What this task involves
Report all lines holding "better".

Stored rows
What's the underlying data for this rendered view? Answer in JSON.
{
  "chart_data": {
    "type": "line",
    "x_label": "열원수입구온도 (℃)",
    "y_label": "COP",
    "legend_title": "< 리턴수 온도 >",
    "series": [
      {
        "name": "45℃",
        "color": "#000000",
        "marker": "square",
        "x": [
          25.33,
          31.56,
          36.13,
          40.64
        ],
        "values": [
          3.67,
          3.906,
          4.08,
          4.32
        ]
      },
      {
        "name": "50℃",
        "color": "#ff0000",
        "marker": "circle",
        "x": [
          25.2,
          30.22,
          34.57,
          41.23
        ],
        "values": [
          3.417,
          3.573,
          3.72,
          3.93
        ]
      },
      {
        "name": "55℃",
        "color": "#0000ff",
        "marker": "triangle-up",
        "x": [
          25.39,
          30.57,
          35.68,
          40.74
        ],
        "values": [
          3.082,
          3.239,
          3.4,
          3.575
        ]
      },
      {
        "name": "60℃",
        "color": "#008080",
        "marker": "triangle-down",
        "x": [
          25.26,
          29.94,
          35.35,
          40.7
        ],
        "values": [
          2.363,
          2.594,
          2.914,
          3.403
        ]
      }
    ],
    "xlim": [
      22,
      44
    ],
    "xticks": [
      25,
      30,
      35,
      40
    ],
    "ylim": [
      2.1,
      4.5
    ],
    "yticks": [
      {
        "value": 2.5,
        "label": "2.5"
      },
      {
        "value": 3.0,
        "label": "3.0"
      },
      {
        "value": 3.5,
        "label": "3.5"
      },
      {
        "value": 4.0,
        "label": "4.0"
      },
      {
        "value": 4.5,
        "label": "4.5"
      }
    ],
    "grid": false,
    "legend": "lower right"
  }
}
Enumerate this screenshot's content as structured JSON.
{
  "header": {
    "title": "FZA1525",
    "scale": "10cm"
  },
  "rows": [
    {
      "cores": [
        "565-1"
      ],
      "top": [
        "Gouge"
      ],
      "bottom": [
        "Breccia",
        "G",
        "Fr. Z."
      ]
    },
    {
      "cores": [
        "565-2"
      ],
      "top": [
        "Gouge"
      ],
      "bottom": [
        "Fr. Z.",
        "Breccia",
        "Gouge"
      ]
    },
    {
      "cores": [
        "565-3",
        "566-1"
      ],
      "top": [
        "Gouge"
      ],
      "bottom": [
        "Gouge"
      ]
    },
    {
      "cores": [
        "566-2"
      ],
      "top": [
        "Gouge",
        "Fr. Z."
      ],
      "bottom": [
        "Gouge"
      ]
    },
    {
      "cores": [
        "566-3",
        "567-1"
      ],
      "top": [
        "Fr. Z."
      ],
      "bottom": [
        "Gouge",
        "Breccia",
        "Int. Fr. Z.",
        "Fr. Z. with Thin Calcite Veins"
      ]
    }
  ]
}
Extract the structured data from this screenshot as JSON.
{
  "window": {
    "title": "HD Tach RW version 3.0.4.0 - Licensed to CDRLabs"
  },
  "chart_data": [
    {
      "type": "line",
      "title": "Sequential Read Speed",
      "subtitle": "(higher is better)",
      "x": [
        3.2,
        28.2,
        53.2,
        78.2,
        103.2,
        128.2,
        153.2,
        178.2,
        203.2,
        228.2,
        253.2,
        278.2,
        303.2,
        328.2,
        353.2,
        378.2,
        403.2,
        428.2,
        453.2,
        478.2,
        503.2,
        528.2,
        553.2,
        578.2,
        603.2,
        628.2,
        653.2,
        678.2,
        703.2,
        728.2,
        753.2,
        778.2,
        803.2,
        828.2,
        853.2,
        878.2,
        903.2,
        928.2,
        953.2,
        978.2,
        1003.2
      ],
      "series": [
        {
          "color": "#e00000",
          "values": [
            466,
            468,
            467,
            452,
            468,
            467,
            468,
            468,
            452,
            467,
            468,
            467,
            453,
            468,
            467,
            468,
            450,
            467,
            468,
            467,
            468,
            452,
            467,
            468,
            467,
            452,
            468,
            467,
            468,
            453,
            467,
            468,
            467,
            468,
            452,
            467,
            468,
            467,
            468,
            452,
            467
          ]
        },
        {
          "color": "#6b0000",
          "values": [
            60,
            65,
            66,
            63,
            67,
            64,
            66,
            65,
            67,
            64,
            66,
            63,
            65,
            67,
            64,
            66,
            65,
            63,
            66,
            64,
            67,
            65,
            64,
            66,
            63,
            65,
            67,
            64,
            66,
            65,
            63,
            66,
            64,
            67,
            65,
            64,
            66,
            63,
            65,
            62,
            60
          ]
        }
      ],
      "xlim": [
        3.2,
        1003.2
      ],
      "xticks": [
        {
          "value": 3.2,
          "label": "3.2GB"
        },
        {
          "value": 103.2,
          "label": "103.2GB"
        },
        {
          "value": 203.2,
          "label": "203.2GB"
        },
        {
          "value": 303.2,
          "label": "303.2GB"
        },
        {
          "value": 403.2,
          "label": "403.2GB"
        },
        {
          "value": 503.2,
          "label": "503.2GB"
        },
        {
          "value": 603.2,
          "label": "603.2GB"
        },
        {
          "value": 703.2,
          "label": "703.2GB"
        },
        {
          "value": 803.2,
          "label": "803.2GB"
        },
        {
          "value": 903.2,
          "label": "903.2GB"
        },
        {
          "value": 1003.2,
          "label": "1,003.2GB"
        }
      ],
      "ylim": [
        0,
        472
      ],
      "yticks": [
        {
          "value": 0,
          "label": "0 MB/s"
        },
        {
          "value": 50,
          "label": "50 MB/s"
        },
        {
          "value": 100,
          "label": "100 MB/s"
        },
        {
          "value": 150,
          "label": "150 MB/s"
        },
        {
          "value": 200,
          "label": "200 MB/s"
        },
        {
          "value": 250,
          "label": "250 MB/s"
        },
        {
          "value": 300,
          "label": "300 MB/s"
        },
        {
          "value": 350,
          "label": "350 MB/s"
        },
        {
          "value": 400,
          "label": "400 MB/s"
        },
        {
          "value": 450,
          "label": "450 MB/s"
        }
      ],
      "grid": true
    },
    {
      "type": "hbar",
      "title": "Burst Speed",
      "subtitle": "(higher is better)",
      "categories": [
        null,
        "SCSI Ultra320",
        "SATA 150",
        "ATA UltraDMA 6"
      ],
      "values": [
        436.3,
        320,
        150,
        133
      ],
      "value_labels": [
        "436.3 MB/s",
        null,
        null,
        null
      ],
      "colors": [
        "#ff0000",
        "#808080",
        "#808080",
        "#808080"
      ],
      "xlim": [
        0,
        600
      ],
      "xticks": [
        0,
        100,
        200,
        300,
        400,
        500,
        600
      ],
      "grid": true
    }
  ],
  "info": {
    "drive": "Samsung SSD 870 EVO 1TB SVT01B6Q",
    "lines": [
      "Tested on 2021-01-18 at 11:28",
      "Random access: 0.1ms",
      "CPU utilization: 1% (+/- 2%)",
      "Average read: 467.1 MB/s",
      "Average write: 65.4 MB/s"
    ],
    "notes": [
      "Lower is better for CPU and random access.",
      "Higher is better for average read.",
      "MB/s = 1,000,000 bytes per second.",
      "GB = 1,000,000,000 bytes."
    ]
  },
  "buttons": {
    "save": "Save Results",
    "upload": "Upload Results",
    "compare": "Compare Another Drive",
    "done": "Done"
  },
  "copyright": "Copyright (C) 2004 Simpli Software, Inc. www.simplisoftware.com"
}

Response below
      "subtitle": "(higher is better)",
      "subtitle": "(higher is better)",
      "Lower is better for CPU and random access.",
      "Higher is better for average read.",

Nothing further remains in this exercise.